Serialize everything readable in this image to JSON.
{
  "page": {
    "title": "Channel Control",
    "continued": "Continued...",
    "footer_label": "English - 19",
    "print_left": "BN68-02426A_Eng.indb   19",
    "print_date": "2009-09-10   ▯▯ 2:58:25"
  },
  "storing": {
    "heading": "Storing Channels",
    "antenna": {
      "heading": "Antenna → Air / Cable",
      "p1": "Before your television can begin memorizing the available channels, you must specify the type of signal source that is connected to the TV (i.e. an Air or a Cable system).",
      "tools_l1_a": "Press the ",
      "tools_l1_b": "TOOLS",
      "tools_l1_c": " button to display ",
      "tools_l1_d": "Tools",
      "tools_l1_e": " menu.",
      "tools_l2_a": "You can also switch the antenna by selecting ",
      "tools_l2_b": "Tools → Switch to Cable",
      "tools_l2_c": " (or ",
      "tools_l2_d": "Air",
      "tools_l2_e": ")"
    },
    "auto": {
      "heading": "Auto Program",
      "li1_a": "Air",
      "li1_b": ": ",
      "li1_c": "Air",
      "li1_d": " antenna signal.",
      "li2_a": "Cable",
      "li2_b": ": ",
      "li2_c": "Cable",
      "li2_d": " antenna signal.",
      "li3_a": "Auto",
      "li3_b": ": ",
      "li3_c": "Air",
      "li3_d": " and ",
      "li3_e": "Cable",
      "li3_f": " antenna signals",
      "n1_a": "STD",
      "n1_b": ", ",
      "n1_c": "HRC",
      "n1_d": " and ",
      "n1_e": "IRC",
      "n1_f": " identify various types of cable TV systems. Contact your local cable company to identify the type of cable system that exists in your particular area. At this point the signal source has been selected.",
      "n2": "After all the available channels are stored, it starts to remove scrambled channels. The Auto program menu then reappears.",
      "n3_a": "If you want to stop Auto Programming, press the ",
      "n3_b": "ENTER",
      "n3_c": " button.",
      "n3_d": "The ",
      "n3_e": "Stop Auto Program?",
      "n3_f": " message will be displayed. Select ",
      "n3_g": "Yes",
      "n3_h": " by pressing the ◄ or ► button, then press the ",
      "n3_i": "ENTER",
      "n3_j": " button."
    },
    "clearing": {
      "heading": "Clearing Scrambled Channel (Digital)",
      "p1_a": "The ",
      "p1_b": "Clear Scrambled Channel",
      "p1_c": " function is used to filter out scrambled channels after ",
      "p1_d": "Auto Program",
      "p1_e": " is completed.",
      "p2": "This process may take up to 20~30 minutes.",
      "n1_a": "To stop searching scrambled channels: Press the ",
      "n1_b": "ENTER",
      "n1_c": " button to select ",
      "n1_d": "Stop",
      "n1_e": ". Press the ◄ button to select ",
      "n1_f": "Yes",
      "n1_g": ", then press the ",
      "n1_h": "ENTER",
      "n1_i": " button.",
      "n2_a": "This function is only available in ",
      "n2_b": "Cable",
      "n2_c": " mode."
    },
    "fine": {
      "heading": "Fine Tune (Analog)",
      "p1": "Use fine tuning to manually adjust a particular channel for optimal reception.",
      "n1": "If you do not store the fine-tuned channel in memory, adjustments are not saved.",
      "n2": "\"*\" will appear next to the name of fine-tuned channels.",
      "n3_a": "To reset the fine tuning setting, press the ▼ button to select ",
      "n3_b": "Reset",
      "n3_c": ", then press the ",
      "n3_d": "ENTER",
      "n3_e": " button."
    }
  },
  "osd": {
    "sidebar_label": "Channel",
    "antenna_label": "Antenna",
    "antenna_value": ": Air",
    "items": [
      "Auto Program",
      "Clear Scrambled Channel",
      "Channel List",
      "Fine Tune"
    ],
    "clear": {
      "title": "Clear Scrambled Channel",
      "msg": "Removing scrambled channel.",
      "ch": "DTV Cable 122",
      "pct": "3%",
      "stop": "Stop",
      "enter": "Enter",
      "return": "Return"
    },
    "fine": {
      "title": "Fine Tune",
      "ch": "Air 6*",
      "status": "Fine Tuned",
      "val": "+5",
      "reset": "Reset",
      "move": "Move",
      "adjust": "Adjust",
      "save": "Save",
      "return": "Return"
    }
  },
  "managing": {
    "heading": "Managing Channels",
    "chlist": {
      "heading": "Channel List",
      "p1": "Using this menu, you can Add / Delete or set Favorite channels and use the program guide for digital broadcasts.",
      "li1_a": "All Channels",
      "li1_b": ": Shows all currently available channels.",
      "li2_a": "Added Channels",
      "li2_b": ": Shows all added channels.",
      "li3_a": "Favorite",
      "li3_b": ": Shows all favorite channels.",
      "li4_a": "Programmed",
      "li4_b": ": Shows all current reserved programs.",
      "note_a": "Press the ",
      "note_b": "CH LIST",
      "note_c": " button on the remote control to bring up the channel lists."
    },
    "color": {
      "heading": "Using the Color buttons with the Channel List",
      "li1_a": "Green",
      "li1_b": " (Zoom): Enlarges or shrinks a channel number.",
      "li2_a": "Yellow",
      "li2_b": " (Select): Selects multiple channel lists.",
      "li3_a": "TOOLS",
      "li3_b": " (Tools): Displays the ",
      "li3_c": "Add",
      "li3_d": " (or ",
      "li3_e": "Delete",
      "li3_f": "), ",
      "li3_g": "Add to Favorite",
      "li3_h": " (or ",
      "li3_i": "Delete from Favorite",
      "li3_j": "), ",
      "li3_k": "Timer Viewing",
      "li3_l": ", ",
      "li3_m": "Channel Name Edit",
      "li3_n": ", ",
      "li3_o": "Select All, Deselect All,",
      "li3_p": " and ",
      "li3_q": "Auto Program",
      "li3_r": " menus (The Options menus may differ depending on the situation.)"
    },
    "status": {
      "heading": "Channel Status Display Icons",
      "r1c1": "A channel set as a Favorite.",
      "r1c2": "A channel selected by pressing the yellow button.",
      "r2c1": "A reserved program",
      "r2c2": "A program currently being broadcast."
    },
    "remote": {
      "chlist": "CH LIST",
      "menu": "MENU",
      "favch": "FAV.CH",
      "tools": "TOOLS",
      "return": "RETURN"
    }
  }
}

WRITTEN INSTRUCTION ::
Retype the material above, line by line, exactly.

TASK ANSWER ::
Serialize everything readable in this image to JSON.
{
  "page": {
    "title": "Channel Control",
    "continued": "Continued...",
    "footer_label": "English - 19",
    "print_left": "BN68-02426A_Eng.indb   19",
    "print_date": "2009-09-10   ▯▯ 2:58:25"
  },
  "storing": {
    "heading": "Storing Channels",
    "antenna": {
      "heading": "Antenna → Air / Cable",
      "p1": "Before your television can begin memorizing the available channels, you must specify the type of signal source that is connected to the TV (i.e. an Air or a Cable system).",
      "tools_l1_a": "Press the ",
      "tools_l1_b": "TOOLS",
      "tools_l1_c": " button to display ",
      "tools_l1_d": "Tools",
      "tools_l1_e": " menu.",
      "tools_l2_a": "You can also switch the antenna by selecting ",
      "tools_l2_b": "Tools → Switch to Cable",
      "tools_l2_c": " (or ",
      "tools_l2_d": "Air",
      "tools_l2_e": ")"
    },
    "auto": {
      "heading": "Auto Program",
      "li1_a": "Air",
      "li1_b": ": ",
      "li1_c": "Air",
      "li1_d": " antenna signal.",
      "li2_a": "Cable",
      "li2_b": ": ",
      "li2_c": "Cable",
      "li2_d": " antenna signal.",
      "li3_a": "Auto",
      "li3_b": ": ",
      "li3_c": "Air",
      "li3_d": " and ",
      "li3_e": "Cable",
      "li3_f": " antenna signals",
      "n1_a": "STD",
      "n1_b": ", ",
      "n1_c": "HRC",
      "n1_d": " and ",
      "n1_e": "IRC",
      "n1_f": " identify various types of cable TV systems. Contact your local cable company to identify the type of cable system that exists in your particular area. At this point the signal source has been selected.",
      "n2": "After all the available channels are stored, it starts to remove scrambled channels. The Auto program menu then reappears.",
      "n3_a": "If you want to stop Auto Programming, press the ",
      "n3_b": "ENTER",
      "n3_c": " button.",
      "n3_d": "The ",
      "n3_e": "Stop Auto Program?",
      "n3_f": " message will be displayed. Select ",
      "n3_g": "Yes",
      "n3_h": " by pressing the ◄ or ► button, then press the ",
      "n3_i": "ENTER",
      "n3_j": " button."
    },
    "clearing": {
      "heading": "Clearing Scrambled Channel (Digital)",
      "p1_a": "The ",
      "p1_b": "Clear Scrambled Channel",
      "p1_c": " function is used to filter out scrambled channels after ",
      "p1_d": "Auto Program",
      "p1_e": " is completed.",
      "p2": "This process may take up to 20~30 minutes.",
      "n1_a": "To stop searching scrambled channels: Press the ",
      "n1_b": "ENTER",
      "n1_c": " button to select ",
      "n1_d": "Stop",
      "n1_e": ". Press the ◄ button to select ",
      "n1_f": "Yes",
      "n1_g": ", then press the ",
      "n1_h": "ENTER",
      "n1_i": " button.",
      "n2_a": "This function is only available in ",
      "n2_b": "Cable",
      "n2_c": " mode."
    },
    "fine": {
      "heading": "Fine Tune (Analog)",
      "p1": "Use fine tuning to manually adjust a particular channel for optimal reception.",
      "n1": "If you do not store the fine-tuned channel in memory, adjustments are not saved.",
      "n2": "\"*\" will appear next to the name of fine-tuned channels.",
      "n3_a": "To reset the fine tuning setting, press the ▼ button to select ",
      "n3_b": "Reset",
      "n3_c": ", then press the ",
      "n3_d": "ENTER",
      "n3_e": " button."
    }
  },
  "osd": {
    "sidebar_label": "Channel",
    "antenna_label": "Antenna",
    "antenna_value": ": Air",
    "items": [
      "Auto Program",
      "Clear Scrambled Channel",
      "Channel List",
      "Fine Tune"
    ],
    "clear": {
      "title": "Clear Scrambled Channel",
      "msg": "Removing scrambled channel.",
      "ch": "DTV Cable 122",
      "pct": "3%",
      "stop": "Stop",
      "enter": "Enter",
      "return": "Return"
    },
    "fine": {
      "title": "Fine Tune",
      "ch": "Air 6*",
      "status": "Fine Tuned",
      "val": "+5",
      "reset": "Reset",
      "move": "Move",
      "adjust": "Adjust",
      "save": "Save",
      "return": "Return"
    }
  },
  "managing": {
    "heading": "Managing Channels",
    "chlist": {
      "heading": "Channel List",
      "p1": "Using this menu, you can Add / Delete or set Favorite channels and use the program guide for digital broadcasts.",
      "li1_a": "All Channels",
      "li1_b": ": Shows all currently available channels.",
      "li2_a": "Added Channels",
      "li2_b": ": Shows all added channels.",
      "li3_a": "Favorite",
      "li3_b": ": Shows all favorite channels.",
      "li4_a": "Programmed",
      "li4_b": ": Shows all current reserved programs.",
      "note_a": "Press the ",
      "note_b": "CH LIST",
      "note_c": " button on the remote control to bring up the channel lists."
    },
    "color": {
      "heading": "Using the Color buttons with the Channel List",
      "li1_a": "Green",
      "li1_b": " (Zoom): Enlarges or shrinks a channel number.",
      "li2_a": "Yellow",
      "li2_b": " (Select): Selects multiple channel lists.",
      "li3_a": "TOOLS",
      "li3_b": " (Tools): Displays the ",
      "li3_c": "Add",
      "li3_d": " (or ",
      "li3_e": "Delete",
      "li3_f": "), ",
      "li3_g": "Add to Favorite",
      "li3_h": " (or ",
      "li3_i": "Delete from Favorite",
      "li3_j": "), ",
      "li3_k": "Timer Viewing",
      "li3_l": ", ",
      "li3_m": "Channel Name Edit",
      "li3_n": ", ",
      "li3_o": "Select All, Deselect All,",
      "li3_p": " and ",
      "li3_q": "Auto Program",
      "li3_r": " menus (The Options menus may differ depending on the situation.)"
    },
    "status": {
      "heading": "Channel Status Display Icons",
      "r1c1": "A channel set as a Favorite.",
      "r1c2": "A channel selected by pressing the yellow button.",
      "r2c1": "A reserved program",
      "r2c2": "A program currently being broadcast."
    },
    "remote": {
      "chlist": "CH LIST",
      "menu": "MENU",
      "favch": "FAV.CH",
      "tools": "TOOLS",
      "return": "RETURN"
    }
  }
}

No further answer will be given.